▶ [Raw data]:
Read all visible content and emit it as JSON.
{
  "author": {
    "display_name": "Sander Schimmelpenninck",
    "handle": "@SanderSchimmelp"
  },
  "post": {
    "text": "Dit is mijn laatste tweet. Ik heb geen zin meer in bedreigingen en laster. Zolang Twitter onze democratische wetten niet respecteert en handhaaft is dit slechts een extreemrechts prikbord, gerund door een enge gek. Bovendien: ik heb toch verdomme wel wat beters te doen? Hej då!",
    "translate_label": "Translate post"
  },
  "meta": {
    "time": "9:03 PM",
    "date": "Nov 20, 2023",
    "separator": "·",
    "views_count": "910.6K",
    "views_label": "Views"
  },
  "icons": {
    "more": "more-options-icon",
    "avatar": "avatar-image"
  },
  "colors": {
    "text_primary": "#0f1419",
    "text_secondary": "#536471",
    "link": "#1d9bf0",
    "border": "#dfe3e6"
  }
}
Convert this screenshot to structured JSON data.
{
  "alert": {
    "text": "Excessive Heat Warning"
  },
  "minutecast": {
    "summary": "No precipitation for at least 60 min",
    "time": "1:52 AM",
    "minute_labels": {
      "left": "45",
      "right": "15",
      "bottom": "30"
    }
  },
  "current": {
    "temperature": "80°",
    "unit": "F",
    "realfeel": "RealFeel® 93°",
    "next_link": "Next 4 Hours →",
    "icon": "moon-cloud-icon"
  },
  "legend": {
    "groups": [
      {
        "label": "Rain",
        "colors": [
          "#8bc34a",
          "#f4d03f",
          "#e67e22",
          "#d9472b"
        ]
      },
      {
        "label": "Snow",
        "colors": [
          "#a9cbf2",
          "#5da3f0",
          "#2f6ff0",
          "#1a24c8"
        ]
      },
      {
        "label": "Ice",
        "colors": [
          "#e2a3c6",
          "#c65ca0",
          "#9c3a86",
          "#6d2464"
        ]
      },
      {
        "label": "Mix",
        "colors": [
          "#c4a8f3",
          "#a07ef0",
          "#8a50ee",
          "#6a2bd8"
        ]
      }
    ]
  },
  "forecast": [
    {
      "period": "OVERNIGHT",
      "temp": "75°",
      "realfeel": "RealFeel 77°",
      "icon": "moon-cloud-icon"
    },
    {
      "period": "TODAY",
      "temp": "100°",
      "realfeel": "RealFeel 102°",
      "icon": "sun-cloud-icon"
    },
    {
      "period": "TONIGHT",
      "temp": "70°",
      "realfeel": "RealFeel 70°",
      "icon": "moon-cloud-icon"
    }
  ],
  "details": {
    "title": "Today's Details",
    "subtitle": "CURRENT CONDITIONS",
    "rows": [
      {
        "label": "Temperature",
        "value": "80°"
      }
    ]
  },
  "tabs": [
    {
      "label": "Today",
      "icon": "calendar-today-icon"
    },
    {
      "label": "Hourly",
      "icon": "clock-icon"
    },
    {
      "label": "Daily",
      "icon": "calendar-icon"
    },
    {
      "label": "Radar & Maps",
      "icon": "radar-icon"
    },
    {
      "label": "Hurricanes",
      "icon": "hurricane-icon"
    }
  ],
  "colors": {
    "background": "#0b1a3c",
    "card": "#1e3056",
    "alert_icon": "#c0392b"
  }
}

▶ [What you are asked to do]: In the listing above, count each line that holds the string "RealFeel". Give the number only.

▶ [Solution for this task]: 4